_GOAL_. Omit the pictures from the entries below and retype everything else exactly.

_DATA SUPPLIED_.

**********

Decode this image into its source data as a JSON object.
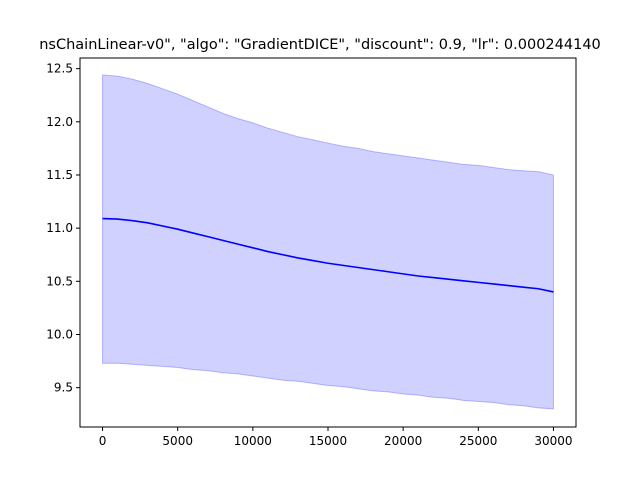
{
  "chart_data": {
    "type": "line",
    "title": "nsChainLinear-v0\", \"algo\": \"GradientDICE\", \"discount\": 0.9, \"lr\": 0.000244140",
    "xlabel": "",
    "ylabel": "",
    "xlim": [
      -1500,
      31500
    ],
    "ylim": [
      9.13,
      12.6
    ],
    "xticks": [
      0,
      5000,
      10000,
      15000,
      20000,
      25000,
      30000
    ],
    "yticks": [
      9.5,
      10.0,
      10.5,
      11.0,
      11.5,
      12.0,
      12.5
    ],
    "grid": false,
    "legend": "none",
    "colors": {
      "line": "#0000ff",
      "band_fill": "#0000ff",
      "band_fill_opacity": 0.18,
      "band_edge_opacity": 0.25
    },
    "series": [
      {
        "x": [
          0,
          1000,
          2000,
          3000,
          4000,
          5000,
          6000,
          7000,
          8000,
          9000,
          10000,
          11000,
          12000,
          13000,
          14000,
          15000,
          16000,
          17000,
          18000,
          19000,
          20000,
          21000,
          22000,
          23000,
          24000,
          25000,
          26000,
          27000,
          28000,
          29000,
          30000
        ],
        "mean": [
          11.09,
          11.085,
          11.07,
          11.05,
          11.02,
          10.99,
          10.955,
          10.92,
          10.885,
          10.85,
          10.815,
          10.78,
          10.75,
          10.72,
          10.695,
          10.67,
          10.65,
          10.63,
          10.61,
          10.59,
          10.57,
          10.55,
          10.535,
          10.52,
          10.505,
          10.49,
          10.475,
          10.46,
          10.445,
          10.43,
          10.4
        ],
        "upper": [
          12.44,
          12.43,
          12.4,
          12.36,
          12.31,
          12.26,
          12.2,
          12.14,
          12.08,
          12.03,
          11.99,
          11.94,
          11.9,
          11.86,
          11.83,
          11.8,
          11.77,
          11.75,
          11.72,
          11.7,
          11.68,
          11.66,
          11.64,
          11.62,
          11.6,
          11.59,
          11.57,
          11.55,
          11.54,
          11.53,
          11.5
        ],
        "lower": [
          9.73,
          9.73,
          9.72,
          9.71,
          9.7,
          9.69,
          9.67,
          9.66,
          9.64,
          9.63,
          9.61,
          9.59,
          9.57,
          9.56,
          9.54,
          9.52,
          9.51,
          9.49,
          9.47,
          9.46,
          9.44,
          9.43,
          9.41,
          9.4,
          9.38,
          9.37,
          9.36,
          9.34,
          9.33,
          9.31,
          9.3
        ]
      }
    ]
  }
}
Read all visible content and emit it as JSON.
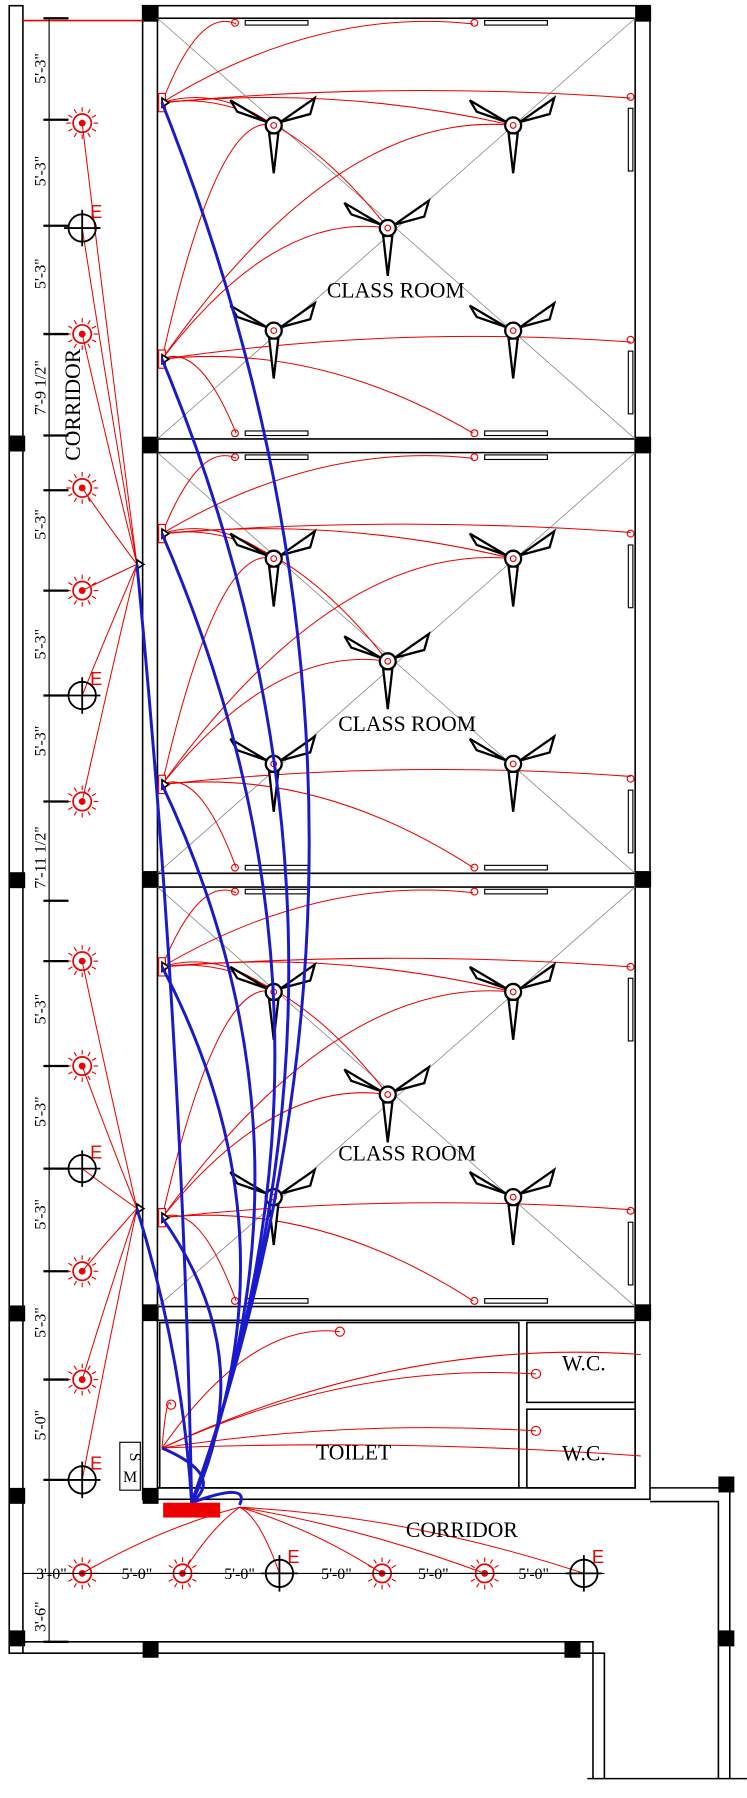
{
  "rooms": [
    {
      "label": "CLASS ROOM"
    },
    {
      "label": "CLASS ROOM"
    },
    {
      "label": "CLASS ROOM"
    }
  ],
  "corridors": [
    "CORRIDOR",
    "CORRIDOR"
  ],
  "toilet": "TOILET",
  "wc": [
    "W.C.",
    "W.C."
  ],
  "board": [
    "M",
    "S"
  ],
  "vertical_dimensions": [
    "5'-3\"",
    "5'-3\"",
    "5'-3\"",
    "7'-9 1/2\"",
    "5'-3\"",
    "5'-3\"",
    "5'-3\"",
    "7'-11 1/2\"",
    "5'-3\"",
    "5'-3\"",
    "5'-3\"",
    "5'-3\"",
    "5'-0\"",
    "3'-6\""
  ],
  "horizontal_dimensions": [
    "3'-0\"",
    "5'-0\"",
    "5'-0\"",
    "5'-0\"",
    "5'-0\"",
    "5'-0\""
  ],
  "socket_labels": [
    "E",
    "E",
    "E",
    "E",
    "E",
    "E"
  ]
}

**********

_WRITTEN RESPONSE_.
Decode this image into its source data as a JSON object.
{
  "chart_data": {
    "type": "line",
    "title": "nsChainLinear-v0\", \"algo\": \"GradientDICE\", \"discount\": 0.9, \"lr\": 0.000244140",
    "xlabel": "",
    "ylabel": "",
    "xlim": [
      -1500,
      31500
    ],
    "ylim": [
      9.13,
      12.6
    ],
    "xticks": [
      0,
      5000,
      10000,
      15000,
      20000,
      25000,
      30000
    ],
    "yticks": [
      9.5,
      10.0,
      10.5,
      11.0,
      11.5,
      12.0,
      12.5
    ],
    "grid": false,
    "legend": "none",
    "colors": {
      "line": "#0000ff",
      "band_fill": "#0000ff",
      "band_fill_opacity": 0.18,
      "band_edge_opacity": 0.25
    },
    "series": [
      {
        "x": [
          0,
          1000,
          2000,
          3000,
          4000,
          5000,
          6000,
          7000,
          8000,
          9000,
          10000,
          11000,
          12000,
          13000,
          14000,
          15000,
          16000,
          17000,
          18000,
          19000,
          20000,
          21000,
          22000,
          23000,
          24000,
          25000,
          26000,
          27000,
          28000,
          29000,
          30000
        ],
        "mean": [
          11.09,
          11.085,
          11.07,
          11.05,
          11.02,
          10.99,
          10.955,
          10.92,
          10.885,
          10.85,
          10.815,
          10.78,
          10.75,
          10.72,
          10.695,
          10.67,
          10.65,
          10.63,
          10.61,
          10.59,
          10.57,
          10.55,
          10.535,
          10.52,
          10.505,
          10.49,
          10.475,
          10.46,
          10.445,
          10.43,
          10.4
        ],
        "upper": [
          12.44,
          12.43,
          12.4,
          12.36,
          12.31,
          12.26,
          12.2,
          12.14,
          12.08,
          12.03,
          11.99,
          11.94,
          11.9,
          11.86,
          11.83,
          11.8,
          11.77,
          11.75,
          11.72,
          11.7,
          11.68,
          11.66,
          11.64,
          11.62,
          11.6,
          11.59,
          11.57,
          11.55,
          11.54,
          11.53,
          11.5
        ],
        "lower": [
          9.73,
          9.73,
          9.72,
          9.71,
          9.7,
          9.69,
          9.67,
          9.66,
          9.64,
          9.63,
          9.61,
          9.59,
          9.57,
          9.56,
          9.54,
          9.52,
          9.51,
          9.49,
          9.47,
          9.46,
          9.44,
          9.43,
          9.41,
          9.4,
          9.38,
          9.37,
          9.36,
          9.34,
          9.33,
          9.31,
          9.3
        ]
      }
    ]
  }
}
Read all visible content and emit it as JSON.
{
  "rooms": [
    {
      "label": "CLASS ROOM"
    },
    {
      "label": "CLASS ROOM"
    },
    {
      "label": "CLASS ROOM"
    }
  ],
  "corridors": [
    "CORRIDOR",
    "CORRIDOR"
  ],
  "toilet": "TOILET",
  "wc": [
    "W.C.",
    "W.C."
  ],
  "board": [
    "M",
    "S"
  ],
  "vertical_dimensions": [
    "5'-3\"",
    "5'-3\"",
    "5'-3\"",
    "7'-9 1/2\"",
    "5'-3\"",
    "5'-3\"",
    "5'-3\"",
    "7'-11 1/2\"",
    "5'-3\"",
    "5'-3\"",
    "5'-3\"",
    "5'-3\"",
    "5'-0\"",
    "3'-6\""
  ],
  "horizontal_dimensions": [
    "3'-0\"",
    "5'-0\"",
    "5'-0\"",
    "5'-0\"",
    "5'-0\"",
    "5'-0\""
  ],
  "socket_labels": [
    "E",
    "E",
    "E",
    "E",
    "E",
    "E"
  ]
}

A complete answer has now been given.